TASK TO CARRY OUT » Revise everything from the line containing "page-title: Firechat [135,40,280,84]" down to the line containing "chat-divider [146,207,423,208]" by changing "author-badge" to "name-label" and leaving all else as is. Return only those lines.

SUPPLIED RECORDS »
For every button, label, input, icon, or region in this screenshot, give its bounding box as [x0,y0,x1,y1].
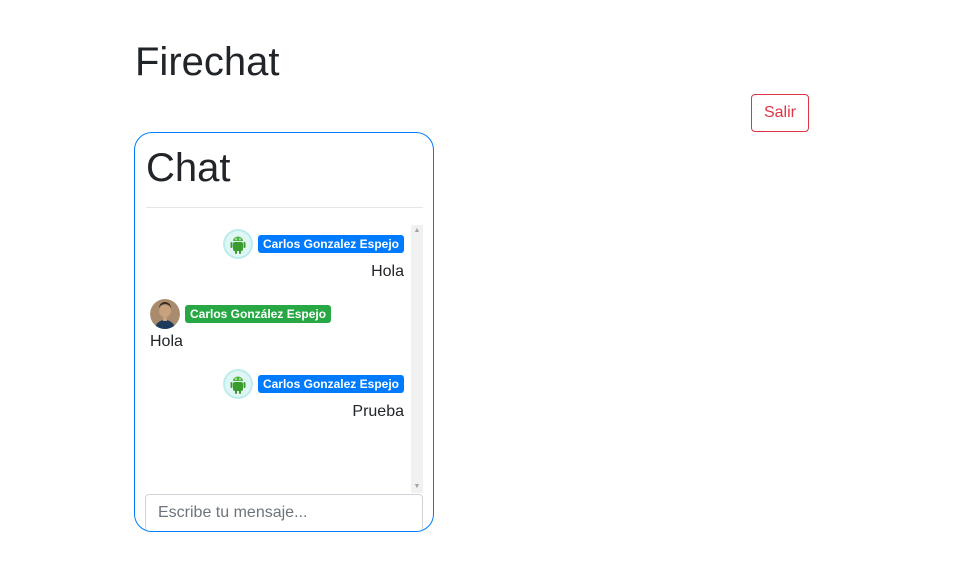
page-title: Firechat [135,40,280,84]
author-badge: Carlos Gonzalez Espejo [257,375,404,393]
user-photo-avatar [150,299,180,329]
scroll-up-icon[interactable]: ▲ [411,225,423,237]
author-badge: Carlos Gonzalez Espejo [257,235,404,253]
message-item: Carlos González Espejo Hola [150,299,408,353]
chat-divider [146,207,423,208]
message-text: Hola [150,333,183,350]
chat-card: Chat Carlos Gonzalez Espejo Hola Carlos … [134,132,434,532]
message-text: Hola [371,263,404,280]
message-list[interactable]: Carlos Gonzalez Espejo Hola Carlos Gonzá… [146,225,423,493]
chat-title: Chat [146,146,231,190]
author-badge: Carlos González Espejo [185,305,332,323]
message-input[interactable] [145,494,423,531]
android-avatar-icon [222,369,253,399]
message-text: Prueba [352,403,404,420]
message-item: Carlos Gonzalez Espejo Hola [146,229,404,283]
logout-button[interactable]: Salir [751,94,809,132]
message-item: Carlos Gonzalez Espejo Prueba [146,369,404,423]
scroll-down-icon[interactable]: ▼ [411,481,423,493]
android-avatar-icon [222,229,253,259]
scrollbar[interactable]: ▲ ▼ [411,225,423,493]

WRITTEN REPLY »
page-title: Firechat [135,40,280,84]
name-label: Carlos Gonzalez Espejo [257,375,404,393]
user-photo-avatar [150,299,180,329]
scroll-up-icon[interactable]: ▲ [411,225,423,237]
name-label: Carlos Gonzalez Espejo [257,235,404,253]
message-item: Carlos González Espejo Hola [150,299,408,353]
chat-divider [146,207,423,208]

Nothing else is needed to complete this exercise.